• _Information provided_:
○ ○ ○ ○ ○
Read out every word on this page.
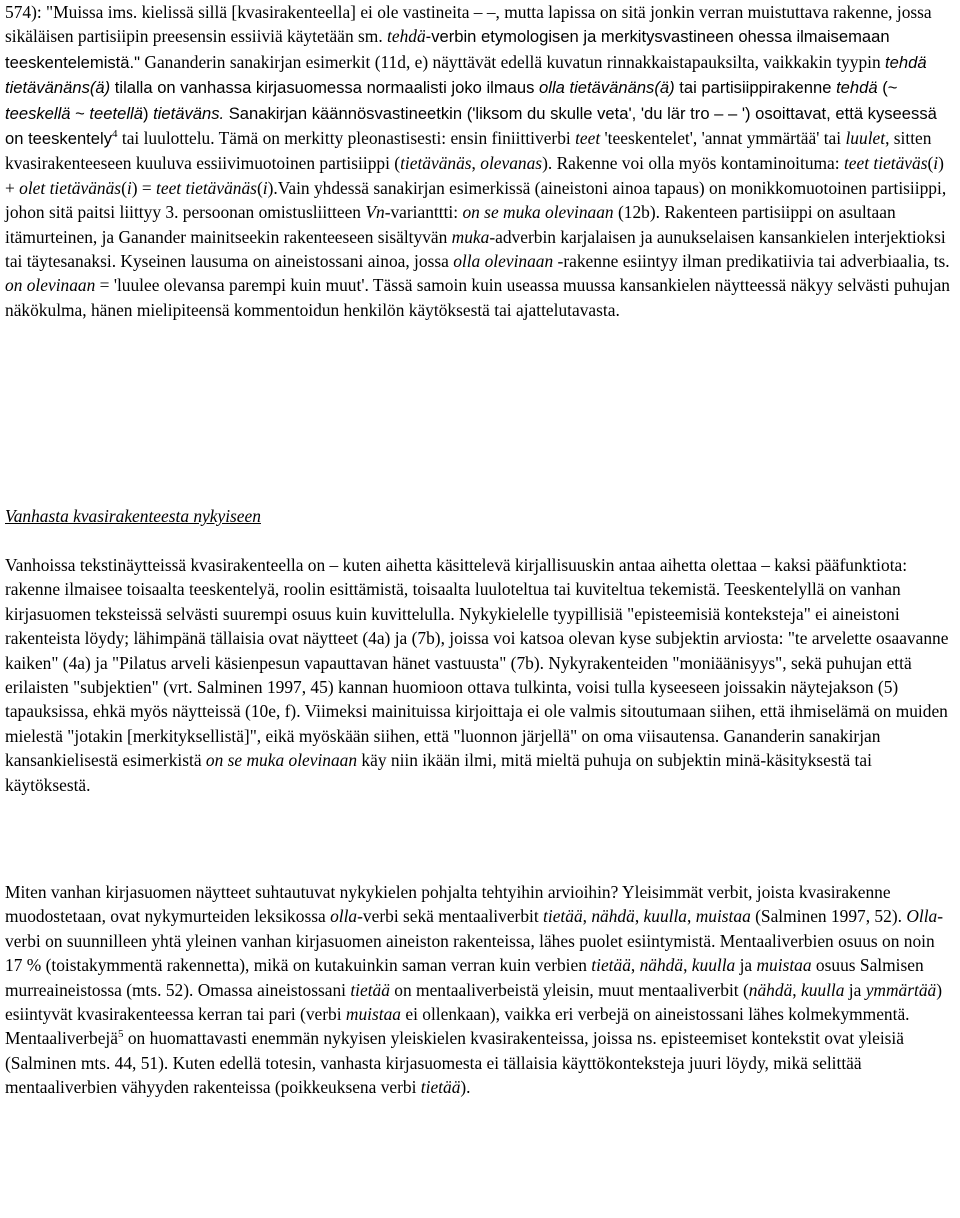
574): "Muissa ims. kielissä sillä [kvasirakenteella] ei ole vastineita – –, mutta lapissa on sitä jonkin verran muistuttava rakenne, jossa sikäläisen partisiipin preesensin essiiviä käytetään sm. tehdä-verbin etymologisen ja merkitysvastineen ohessa ilmaisemaan teeskentelemistä." Gananderin sanakirjan esimerkit (11d, e) näyttävät edellä kuvatun rinnakkaistapauksilta, vaikkakin tyypin tehdä tietävänäns(ä) tilalla on vanhassa kirjasuomessa normaalisti joko ilmaus olla tietävänäns(ä) tai partisiippirakenne tehdä (~ teeskellä ~ teetellä) tietäväns. Sanakirjan käännösvastineetkin ('liksom du skulle veta', 'du lär tro – – ') osoittavat, että kyseessä on teeskentely$^4$ tai luulottelu. Tämä on merkitty pleonastisesti: ensin finiittiverbi teet 'teeskentelet', 'annat ymmärtää' tai luulet, sitten kvasirakenteeseen kuuluva essiivimuotoinen partisiippi (tietävänäs, olevanas). Rakenne voi olla myös kontaminoituma: teet tietäväs(i) + olet tietävänäs(i) = teet tietävänäs(i).Vain yhdessä sanakirjan esimerkissä (aineistoni ainoa tapaus) on monikkomuotoinen partisiippi, johon sitä paitsi liittyy 3. persoonan omistusliitteen Vn-varianttti: on se muka olevinaan (12b). Rakenteen partisiippi on asultaan itämurteinen, ja Ganander mainitseekin rakenteeseen sisältyvän muka-adverbin karjalaisen ja aunukselaisen kansankielen interjektioksi tai täytesanaksi. Kyseinen lausuma on aineistossani ainoa, jossa olla olevinaan -rakenne esiintyy ilman predikatiivia tai adverbiaalia, ts. on olevinaan = 'luulee olevansa parempi kuin muut'. Tässä samoin kuin useassa muussa kansankielen näytteessä näkyy selvästi puhujan näkökulma, hänen mielipiteensä kommentoidun henkilön käytöksestä tai ajattelutavasta.

Vanhasta kvasirakenteesta nykyiseen

Vanhoissa tekstinäytteissä kvasirakenteella on – kuten aihetta käsittelevä kirjallisuuskin antaa aihetta olettaa – kaksi pääfunktiota: rakenne ilmaisee toisaalta teeskentelyä, roolin esittämistä, toisaalta luuloteltua tai kuviteltua tekemistä. Teeskentelyllä on vanhan kirjasuomen teksteissä selvästi suurempi osuus kuin kuvittelulla. Nykykielelle tyypillisiä "episteemisiä konteksteja" ei aineistoni rakenteista löydy; lähimpänä tällaisia ovat näytteet (4a) ja (7b), joissa voi katsoa olevan kyse subjektin arviosta: "te arvelette osaavanne kaiken" (4a) ja "Pilatus arveli käsienpesun vapauttavan hänet vastuusta" (7b). Nykyrakenteiden "moniäänisyys", sekä puhujan että erilaisten "subjektien" (vrt. Salminen 1997, 45) kannan huomioon ottava tulkinta, voisi tulla kyseeseen joissakin näytejakson (5) tapauksissa, ehkä myös näytteissä (10e, f). Viimeksi mainituissa kirjoittaja ei ole valmis sitoutumaan siihen, että ihmiselämä on muiden mielestä "jotakin [merkityksellistä]", eikä myöskään siihen, että "luonnon järjellä" on oma viisautensa. Gananderin sanakirjan kansankielisestä esimerkistä on se muka olevinaan käy niin ikään ilmi, mitä mieltä puhuja on subjektin minä-käsityksestä tai käytöksestä.

Miten vanhan kirjasuomen näytteet suhtautuvat nykykielen pohjalta tehtyihin arvioihin? Yleisimmät verbit, joista kvasirakenne muodostetaan, ovat nykymurteiden leksikossa olla-verbi sekä mentaaliverbit tietää, nähdä, kuulla, muistaa (Salminen 1997, 52). Olla-verbi on suunnilleen yhtä yleinen vanhan kirjasuomen aineiston rakenteissa, lähes puolet esiintymistä. Mentaaliverbien osuus on noin 17 % (toistakymmentä rakennetta), mikä on kutakuinkin saman verran kuin verbien tietää, nähdä, kuulla ja muistaa osuus Salmisen murreaineistossa (mts. 52). Omassa aineistossani tietää on mentaaliverbeistä yleisin, muut mentaaliverbit (nähdä, kuulla ja ymmärtää) esiintyvät kvasirakenteessa kerran tai pari (verbi muistaa ei ollenkaan), vaikka eri verbejä on aineistossani lähes kolmekymmentä. Mentaaliverbejä$^5$ on huomattavasti enemmän nykyisen yleiskielen kvasirakenteissa, joissa ns. episteemiset kontekstit ovat yleisiä (Salminen mts. 44, 51). Kuten edellä totesin, vanhasta kirjasuomesta ei tällaisia käyttökonteksteja juuri löydy, mikä selittää mentaaliverbien vähyyden rakenteissa (poikkeuksena verbi tietää).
○ ○ ○ ○ ○
• _The request_: Pictures stay out of the copy; please restate every record above exactly.

• _Exercise output_:
Read out every word on this page.
574): "Muissa ims. kielissä sillä [kvasirakenteella] ei ole vastineita – –, mutta lapissa on sitä jonkin verran muistuttava rakenne, jossa sikäläisen partisiipin preesensin essiiviä käytetään sm. tehdä-verbin etymologisen ja merkitysvastineen ohessa ilmaisemaan teeskentelemistä." Gananderin sanakirjan esimerkit (11d, e) näyttävät edellä kuvatun rinnakkaistapauksilta, vaikkakin tyypin tehdä tietävänäns(ä) tilalla on vanhassa kirjasuomessa normaalisti joko ilmaus olla tietävänäns(ä) tai partisiippirakenne tehdä (~ teeskellä ~ teetellä) tietäväns. Sanakirjan käännösvastineetkin ('liksom du skulle veta', 'du lär tro – – ') osoittavat, että kyseessä on teeskentely$^4$ tai luulottelu. Tämä on merkitty pleonastisesti: ensin finiittiverbi teet 'teeskentelet', 'annat ymmärtää' tai luulet, sitten kvasirakenteeseen kuuluva essiivimuotoinen partisiippi (tietävänäs, olevanas). Rakenne voi olla myös kontaminoituma: teet tietäväs(i) + olet tietävänäs(i) = teet tietävänäs(i).Vain yhdessä sanakirjan esimerkissä (aineistoni ainoa tapaus) on monikkomuotoinen partisiippi, johon sitä paitsi liittyy 3. persoonan omistusliitteen Vn-varianttti: on se muka olevinaan (12b). Rakenteen partisiippi on asultaan itämurteinen, ja Ganander mainitseekin rakenteeseen sisältyvän muka-adverbin karjalaisen ja aunukselaisen kansankielen interjektioksi tai täytesanaksi. Kyseinen lausuma on aineistossani ainoa, jossa olla olevinaan -rakenne esiintyy ilman predikatiivia tai adverbiaalia, ts. on olevinaan = 'luulee olevansa parempi kuin muut'. Tässä samoin kuin useassa muussa kansankielen näytteessä näkyy selvästi puhujan näkökulma, hänen mielipiteensä kommentoidun henkilön käytöksestä tai ajattelutavasta.

Vanhasta kvasirakenteesta nykyiseen

Vanhoissa tekstinäytteissä kvasirakenteella on – kuten aihetta käsittelevä kirjallisuuskin antaa aihetta olettaa – kaksi pääfunktiota: rakenne ilmaisee toisaalta teeskentelyä, roolin esittämistä, toisaalta luuloteltua tai kuviteltua tekemistä. Teeskentelyllä on vanhan kirjasuomen teksteissä selvästi suurempi osuus kuin kuvittelulla. Nykykielelle tyypillisiä "episteemisiä konteksteja" ei aineistoni rakenteista löydy; lähimpänä tällaisia ovat näytteet (4a) ja (7b), joissa voi katsoa olevan kyse subjektin arviosta: "te arvelette osaavanne kaiken" (4a) ja "Pilatus arveli käsienpesun vapauttavan hänet vastuusta" (7b). Nykyrakenteiden "moniäänisyys", sekä puhujan että erilaisten "subjektien" (vrt. Salminen 1997, 45) kannan huomioon ottava tulkinta, voisi tulla kyseeseen joissakin näytejakson (5) tapauksissa, ehkä myös näytteissä (10e, f). Viimeksi mainituissa kirjoittaja ei ole valmis sitoutumaan siihen, että ihmiselämä on muiden mielestä "jotakin [merkityksellistä]", eikä myöskään siihen, että "luonnon järjellä" on oma viisautensa. Gananderin sanakirjan kansankielisestä esimerkistä on se muka olevinaan käy niin ikään ilmi, mitä mieltä puhuja on subjektin minä-käsityksestä tai käytöksestä.

Miten vanhan kirjasuomen näytteet suhtautuvat nykykielen pohjalta tehtyihin arvioihin? Yleisimmät verbit, joista kvasirakenne muodostetaan, ovat nykymurteiden leksikossa olla-verbi sekä mentaaliverbit tietää, nähdä, kuulla, muistaa (Salminen 1997, 52). Olla-verbi on suunnilleen yhtä yleinen vanhan kirjasuomen aineiston rakenteissa, lähes puolet esiintymistä. Mentaaliverbien osuus on noin 17 % (toistakymmentä rakennetta), mikä on kutakuinkin saman verran kuin verbien tietää, nähdä, kuulla ja muistaa osuus Salmisen murreaineistossa (mts. 52). Omassa aineistossani tietää on mentaaliverbeistä yleisin, muut mentaaliverbit (nähdä, kuulla ja ymmärtää) esiintyvät kvasirakenteessa kerran tai pari (verbi muistaa ei ollenkaan), vaikka eri verbejä on aineistossani lähes kolmekymmentä. Mentaaliverbejä$^5$ on huomattavasti enemmän nykyisen yleiskielen kvasirakenteissa, joissa ns. episteemiset kontekstit ovat yleisiä (Salminen mts. 44, 51). Kuten edellä totesin, vanhasta kirjasuomesta ei tällaisia käyttökonteksteja juuri löydy, mikä selittää mentaaliverbien vähyyden rakenteissa (poikkeuksena verbi tietää).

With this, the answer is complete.